▶ [Work instructions]: Write every record out again exactly as given.

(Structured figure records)
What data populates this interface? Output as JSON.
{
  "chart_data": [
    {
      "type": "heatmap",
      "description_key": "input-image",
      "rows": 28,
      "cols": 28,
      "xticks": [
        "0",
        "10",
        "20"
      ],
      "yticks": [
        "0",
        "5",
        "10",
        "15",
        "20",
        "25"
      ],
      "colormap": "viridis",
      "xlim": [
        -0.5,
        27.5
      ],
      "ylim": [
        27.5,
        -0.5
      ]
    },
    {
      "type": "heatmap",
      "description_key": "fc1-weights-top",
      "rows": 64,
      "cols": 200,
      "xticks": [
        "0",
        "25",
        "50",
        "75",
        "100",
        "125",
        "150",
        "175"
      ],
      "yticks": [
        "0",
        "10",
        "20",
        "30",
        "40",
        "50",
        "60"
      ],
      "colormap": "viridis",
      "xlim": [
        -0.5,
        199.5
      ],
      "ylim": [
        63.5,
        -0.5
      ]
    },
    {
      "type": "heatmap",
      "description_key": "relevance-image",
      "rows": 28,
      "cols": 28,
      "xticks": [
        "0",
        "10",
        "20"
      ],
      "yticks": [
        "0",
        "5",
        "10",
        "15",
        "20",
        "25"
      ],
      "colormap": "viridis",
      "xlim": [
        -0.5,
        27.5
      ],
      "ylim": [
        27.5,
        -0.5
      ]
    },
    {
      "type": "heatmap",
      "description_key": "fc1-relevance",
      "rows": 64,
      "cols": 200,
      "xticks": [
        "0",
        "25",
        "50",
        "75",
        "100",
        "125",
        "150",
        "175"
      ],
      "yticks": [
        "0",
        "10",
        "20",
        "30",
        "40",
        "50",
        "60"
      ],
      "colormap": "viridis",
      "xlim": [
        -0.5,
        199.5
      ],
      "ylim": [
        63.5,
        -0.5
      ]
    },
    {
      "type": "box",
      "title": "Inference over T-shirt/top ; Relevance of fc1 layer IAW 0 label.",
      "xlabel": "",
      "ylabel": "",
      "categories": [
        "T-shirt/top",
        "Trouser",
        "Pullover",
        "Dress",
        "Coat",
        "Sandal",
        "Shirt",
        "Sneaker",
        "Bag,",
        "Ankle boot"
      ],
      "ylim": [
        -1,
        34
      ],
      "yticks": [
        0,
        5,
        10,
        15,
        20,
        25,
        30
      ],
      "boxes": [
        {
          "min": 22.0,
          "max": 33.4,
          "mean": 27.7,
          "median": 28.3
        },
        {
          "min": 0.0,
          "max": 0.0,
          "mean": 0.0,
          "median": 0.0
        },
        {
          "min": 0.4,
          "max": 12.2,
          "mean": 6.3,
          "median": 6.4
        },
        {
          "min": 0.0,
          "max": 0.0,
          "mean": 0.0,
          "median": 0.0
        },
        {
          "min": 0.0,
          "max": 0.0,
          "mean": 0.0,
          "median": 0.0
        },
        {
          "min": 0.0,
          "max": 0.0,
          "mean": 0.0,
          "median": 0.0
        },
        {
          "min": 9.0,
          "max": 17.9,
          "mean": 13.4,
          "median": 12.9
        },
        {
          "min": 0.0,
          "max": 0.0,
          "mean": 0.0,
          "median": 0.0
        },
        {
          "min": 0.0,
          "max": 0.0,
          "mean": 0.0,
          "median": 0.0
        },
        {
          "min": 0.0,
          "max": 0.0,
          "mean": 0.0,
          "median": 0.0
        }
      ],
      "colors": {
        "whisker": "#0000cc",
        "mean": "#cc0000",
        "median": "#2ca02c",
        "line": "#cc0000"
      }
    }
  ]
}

▶ [Task output]:
What data populates this interface? Output as JSON.
{
  "chart_data": [
    {
      "type": "heatmap",
      "description_key": "input-image",
      "rows": 28,
      "cols": 28,
      "xticks": [
        "0",
        "10",
        "20"
      ],
      "yticks": [
        "0",
        "5",
        "10",
        "15",
        "20",
        "25"
      ],
      "colormap": "viridis",
      "xlim": [
        -0.5,
        27.5
      ],
      "ylim": [
        27.5,
        -0.5
      ]
    },
    {
      "type": "heatmap",
      "description_key": "fc1-weights-top",
      "rows": 64,
      "cols": 200,
      "xticks": [
        "0",
        "25",
        "50",
        "75",
        "100",
        "125",
        "150",
        "175"
      ],
      "yticks": [
        "0",
        "10",
        "20",
        "30",
        "40",
        "50",
        "60"
      ],
      "colormap": "viridis",
      "xlim": [
        -0.5,
        199.5
      ],
      "ylim": [
        63.5,
        -0.5
      ]
    },
    {
      "type": "heatmap",
      "description_key": "relevance-image",
      "rows": 28,
      "cols": 28,
      "xticks": [
        "0",
        "10",
        "20"
      ],
      "yticks": [
        "0",
        "5",
        "10",
        "15",
        "20",
        "25"
      ],
      "colormap": "viridis",
      "xlim": [
        -0.5,
        27.5
      ],
      "ylim": [
        27.5,
        -0.5
      ]
    },
    {
      "type": "heatmap",
      "description_key": "fc1-relevance",
      "rows": 64,
      "cols": 200,
      "xticks": [
        "0",
        "25",
        "50",
        "75",
        "100",
        "125",
        "150",
        "175"
      ],
      "yticks": [
        "0",
        "10",
        "20",
        "30",
        "40",
        "50",
        "60"
      ],
      "colormap": "viridis",
      "xlim": [
        -0.5,
        199.5
      ],
      "ylim": [
        63.5,
        -0.5
      ]
    },
    {
      "type": "box",
      "title": "Inference over T-shirt/top ; Relevance of fc1 layer IAW 0 label.",
      "xlabel": "",
      "ylabel": "",
      "categories": [
        "T-shirt/top",
        "Trouser",
        "Pullover",
        "Dress",
        "Coat",
        "Sandal",
        "Shirt",
        "Sneaker",
        "Bag,",
        "Ankle boot"
      ],
      "ylim": [
        -1,
        34
      ],
      "yticks": [
        0,
        5,
        10,
        15,
        20,
        25,
        30
      ],
      "boxes": [
        {
          "min": 22.0,
          "max": 33.4,
          "mean": 27.7,
          "median": 28.3
        },
        {
          "min": 0.0,
          "max": 0.0,
          "mean": 0.0,
          "median": 0.0
        },
        {
          "min": 0.4,
          "max": 12.2,
          "mean": 6.3,
          "median": 6.4
        },
        {
          "min": 0.0,
          "max": 0.0,
          "mean": 0.0,
          "median": 0.0
        },
        {
          "min": 0.0,
          "max": 0.0,
          "mean": 0.0,
          "median": 0.0
        },
        {
          "min": 0.0,
          "max": 0.0,
          "mean": 0.0,
          "median": 0.0
        },
        {
          "min": 9.0,
          "max": 17.9,
          "mean": 13.4,
          "median": 12.9
        },
        {
          "min": 0.0,
          "max": 0.0,
          "mean": 0.0,
          "median": 0.0
        },
        {
          "min": 0.0,
          "max": 0.0,
          "mean": 0.0,
          "median": 0.0
        },
        {
          "min": 0.0,
          "max": 0.0,
          "mean": 0.0,
          "median": 0.0
        }
      ],
      "colors": {
        "whisker": "#0000cc",
        "mean": "#cc0000",
        "median": "#2ca02c",
        "line": "#cc0000"
      }
    }
  ]
}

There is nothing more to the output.